- _WHAT IS ASKED_
Copy out every line in which the string "tolaga" occurs.
--------
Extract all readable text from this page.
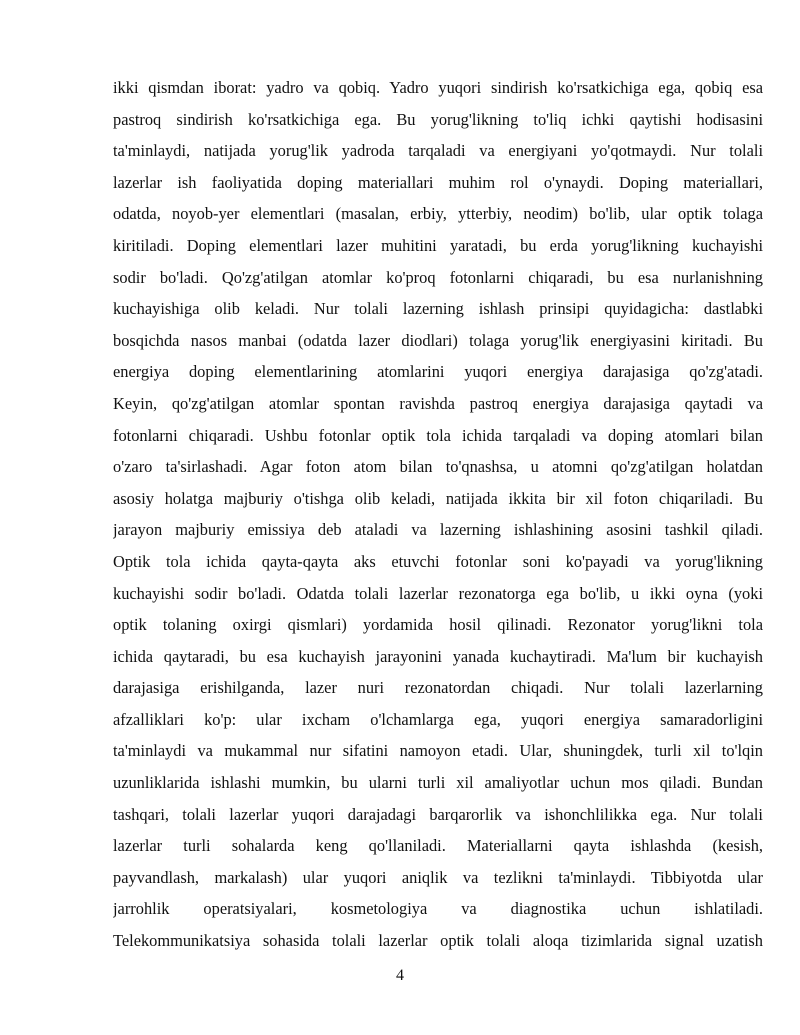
ikki qismdan iborat: yadro va qobiq. Yadro yuqori sindirish ko'rsatkichiga ega, qobiq esa
pastroq sindirish ko'rsatkichiga ega. Bu yorug'likning to'liq ichki qaytishi hodisasini
ta'minlaydi, natijada yorug'lik yadroda tarqaladi va energiyani yo'qotmaydi. Nur tolali
lazerlar ish faoliyatida doping materiallari muhim rol o'ynaydi. Doping materiallari,
odatda, noyob-yer elementlari (masalan, erbiy, ytterbiy, neodim) bo'lib, ular optik tolaga
kiritiladi. Doping elementlari lazer muhitini yaratadi, bu erda yorug'likning kuchayishi
sodir bo'ladi. Qo'zg'atilgan atomlar ko'proq fotonlarni chiqaradi, bu esa nurlanishning
kuchayishiga olib keladi. Nur tolali lazerning ishlash prinsipi quyidagicha: dastlabki
bosqichda nasos manbai (odatda lazer diodlari) tolaga yorug'lik energiyasini kiritadi. Bu
energiya doping elementlarining atomlarini yuqori energiya darajasiga qo'zg'atadi.
Keyin, qo'zg'atilgan atomlar spontan ravishda pastroq energiya darajasiga qaytadi va
fotonlarni chiqaradi. Ushbu fotonlar optik tola ichida tarqaladi va doping atomlari bilan
o'zaro ta'sirlashadi. Agar foton atom bilan to'qnashsa, u atomni qo'zg'atilgan holatdan
asosiy holatga majburiy o'tishga olib keladi, natijada ikkita bir xil foton chiqariladi. Bu
jarayon majburiy emissiya deb ataladi va lazerning ishlashining asosini tashkil qiladi.
Optik tola ichida qayta-qayta aks etuvchi fotonlar soni ko'payadi va yorug'likning
kuchayishi sodir bo'ladi. Odatda tolali lazerlar rezonatorga ega bo'lib, u ikki oyna (yoki
optik tolaning oxirgi qismlari) yordamida hosil qilinadi. Rezonator yorug'likni tola
ichida qaytaradi, bu esa kuchayish jarayonini yanada kuchaytiradi. Ma'lum bir kuchayish
darajasiga erishilganda, lazer nuri rezonatordan chiqadi. Nur tolali lazerlarning
afzalliklari ko'p: ular ixcham o'lchamlarga ega, yuqori energiya samaradorligini
ta'minlaydi va mukammal nur sifatini namoyon etadi. Ular, shuningdek, turli xil to'lqin
uzunliklarida ishlashi mumkin, bu ularni turli xil amaliyotlar uchun mos qiladi. Bundan
tashqari, tolali lazerlar yuqori darajadagi barqarorlik va ishonchlilikka ega. Nur tolali
lazerlar turli sohalarda keng qo'llaniladi. Materiallarni qayta ishlashda (kesish,
payvandlash, markalash) ular yuqori aniqlik va tezlikni ta'minlaydi. Tibbiyotda ular
jarrohlik operatsiyalari, kosmetologiya va diagnostika uchun ishlatiladi.
Telekommunikatsiya sohasida tolali lazerlar optik tolali aloqa tizimlarida signal uzatish
4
--------
- _CORRECT ANSWER_
odatda, noyob-yer elementlari (masalan, erbiy, ytterbiy, neodim) bo'lib, ular optik tolaga
bosqichda nasos manbai (odatda lazer diodlari) tolaga yorug'lik energiyasini kiritadi. Bu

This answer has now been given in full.